Reproduce the records below in their entirety, character for character.

--- BEGIN Provided records ---

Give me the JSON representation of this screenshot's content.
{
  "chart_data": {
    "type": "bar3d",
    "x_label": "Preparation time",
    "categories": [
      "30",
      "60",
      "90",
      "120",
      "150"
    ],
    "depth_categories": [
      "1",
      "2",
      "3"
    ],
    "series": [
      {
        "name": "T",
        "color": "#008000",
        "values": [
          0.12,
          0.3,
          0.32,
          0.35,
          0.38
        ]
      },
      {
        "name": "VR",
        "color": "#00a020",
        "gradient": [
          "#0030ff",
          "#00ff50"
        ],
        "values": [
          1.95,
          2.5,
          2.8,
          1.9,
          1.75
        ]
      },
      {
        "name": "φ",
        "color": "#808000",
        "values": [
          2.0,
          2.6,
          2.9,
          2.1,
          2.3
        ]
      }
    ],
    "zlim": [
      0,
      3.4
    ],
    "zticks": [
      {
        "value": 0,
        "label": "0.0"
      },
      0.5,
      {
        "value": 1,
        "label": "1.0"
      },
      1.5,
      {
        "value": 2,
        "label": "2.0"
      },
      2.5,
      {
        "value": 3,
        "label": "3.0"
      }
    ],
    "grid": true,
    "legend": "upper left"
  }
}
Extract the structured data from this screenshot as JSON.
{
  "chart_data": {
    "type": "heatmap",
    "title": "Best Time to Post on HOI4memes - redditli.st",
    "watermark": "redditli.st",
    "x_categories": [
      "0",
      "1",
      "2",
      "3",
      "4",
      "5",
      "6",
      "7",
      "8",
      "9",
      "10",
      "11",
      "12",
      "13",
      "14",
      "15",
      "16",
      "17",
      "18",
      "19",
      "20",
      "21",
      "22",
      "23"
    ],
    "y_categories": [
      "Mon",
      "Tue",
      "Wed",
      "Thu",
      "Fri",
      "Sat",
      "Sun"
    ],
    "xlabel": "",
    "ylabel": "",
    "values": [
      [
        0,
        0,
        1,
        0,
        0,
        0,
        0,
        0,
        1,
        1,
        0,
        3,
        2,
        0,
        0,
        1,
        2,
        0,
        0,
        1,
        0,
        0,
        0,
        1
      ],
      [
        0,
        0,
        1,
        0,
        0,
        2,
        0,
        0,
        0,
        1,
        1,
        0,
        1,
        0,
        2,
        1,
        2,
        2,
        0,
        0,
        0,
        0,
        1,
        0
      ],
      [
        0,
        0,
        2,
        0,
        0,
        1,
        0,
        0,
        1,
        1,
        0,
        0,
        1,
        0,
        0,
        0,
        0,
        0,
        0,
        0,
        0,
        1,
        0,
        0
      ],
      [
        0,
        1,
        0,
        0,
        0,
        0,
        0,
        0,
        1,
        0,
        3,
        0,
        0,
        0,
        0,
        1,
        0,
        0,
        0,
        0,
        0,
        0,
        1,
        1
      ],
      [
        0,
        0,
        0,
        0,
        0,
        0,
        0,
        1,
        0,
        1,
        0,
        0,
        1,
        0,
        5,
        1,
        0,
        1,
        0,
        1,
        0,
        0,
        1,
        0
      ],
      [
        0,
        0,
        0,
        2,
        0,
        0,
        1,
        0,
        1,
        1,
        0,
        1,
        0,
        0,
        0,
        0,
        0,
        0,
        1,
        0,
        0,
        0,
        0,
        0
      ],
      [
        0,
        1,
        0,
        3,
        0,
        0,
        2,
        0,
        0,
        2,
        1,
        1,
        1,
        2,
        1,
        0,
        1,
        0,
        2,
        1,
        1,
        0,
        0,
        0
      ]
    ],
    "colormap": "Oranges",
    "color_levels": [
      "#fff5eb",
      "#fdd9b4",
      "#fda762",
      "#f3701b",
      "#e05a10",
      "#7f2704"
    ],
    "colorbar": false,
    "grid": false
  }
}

--- END Provided records ---

» Written solution:
Give me the JSON representation of this screenshot's content.
{
  "chart_data": {
    "type": "bar3d",
    "x_label": "Preparation time",
    "categories": [
      "30",
      "60",
      "90",
      "120",
      "150"
    ],
    "depth_categories": [
      "1",
      "2",
      "3"
    ],
    "series": [
      {
        "name": "T",
        "color": "#008000",
        "values": [
          0.12,
          0.3,
          0.32,
          0.35,
          0.38
        ]
      },
      {
        "name": "VR",
        "color": "#00a020",
        "gradient": [
          "#0030ff",
          "#00ff50"
        ],
        "values": [
          1.95,
          2.5,
          2.8,
          1.9,
          1.75
        ]
      },
      {
        "name": "φ",
        "color": "#808000",
        "values": [
          2.0,
          2.6,
          2.9,
          2.1,
          2.3
        ]
      }
    ],
    "zlim": [
      0,
      3.4
    ],
    "zticks": [
      {
        "value": 0,
        "label": "0.0"
      },
      0.5,
      {
        "value": 1,
        "label": "1.0"
      },
      1.5,
      {
        "value": 2,
        "label": "2.0"
      },
      2.5,
      {
        "value": 3,
        "label": "3.0"
      }
    ],
    "grid": true,
    "legend": "upper left"
  }
}
Extract the structured data from this screenshot as JSON.
{
  "chart_data": {
    "type": "heatmap",
    "title": "Best Time to Post on HOI4memes - redditli.st",
    "watermark": "redditli.st",
    "x_categories": [
      "0",
      "1",
      "2",
      "3",
      "4",
      "5",
      "6",
      "7",
      "8",
      "9",
      "10",
      "11",
      "12",
      "13",
      "14",
      "15",
      "16",
      "17",
      "18",
      "19",
      "20",
      "21",
      "22",
      "23"
    ],
    "y_categories": [
      "Mon",
      "Tue",
      "Wed",
      "Thu",
      "Fri",
      "Sat",
      "Sun"
    ],
    "xlabel": "",
    "ylabel": "",
    "values": [
      [
        0,
        0,
        1,
        0,
        0,
        0,
        0,
        0,
        1,
        1,
        0,
        3,
        2,
        0,
        0,
        1,
        2,
        0,
        0,
        1,
        0,
        0,
        0,
        1
      ],
      [
        0,
        0,
        1,
        0,
        0,
        2,
        0,
        0,
        0,
        1,
        1,
        0,
        1,
        0,
        2,
        1,
        2,
        2,
        0,
        0,
        0,
        0,
        1,
        0
      ],
      [
        0,
        0,
        2,
        0,
        0,
        1,
        0,
        0,
        1,
        1,
        0,
        0,
        1,
        0,
        0,
        0,
        0,
        0,
        0,
        0,
        0,
        1,
        0,
        0
      ],
      [
        0,
        1,
        0,
        0,
        0,
        0,
        0,
        0,
        1,
        0,
        3,
        0,
        0,
        0,
        0,
        1,
        0,
        0,
        0,
        0,
        0,
        0,
        1,
        1
      ],
      [
        0,
        0,
        0,
        0,
        0,
        0,
        0,
        1,
        0,
        1,
        0,
        0,
        1,
        0,
        5,
        1,
        0,
        1,
        0,
        1,
        0,
        0,
        1,
        0
      ],
      [
        0,
        0,
        0,
        2,
        0,
        0,
        1,
        0,
        1,
        1,
        0,
        1,
        0,
        0,
        0,
        0,
        0,
        0,
        1,
        0,
        0,
        0,
        0,
        0
      ],
      [
        0,
        1,
        0,
        3,
        0,
        0,
        2,
        0,
        0,
        2,
        1,
        1,
        1,
        2,
        1,
        0,
        1,
        0,
        2,
        1,
        1,
        0,
        0,
        0
      ]
    ],
    "colormap": "Oranges",
    "color_levels": [
      "#fff5eb",
      "#fdd9b4",
      "#fda762",
      "#f3701b",
      "#e05a10",
      "#7f2704"
    ],
    "colorbar": false,
    "grid": false
  }
}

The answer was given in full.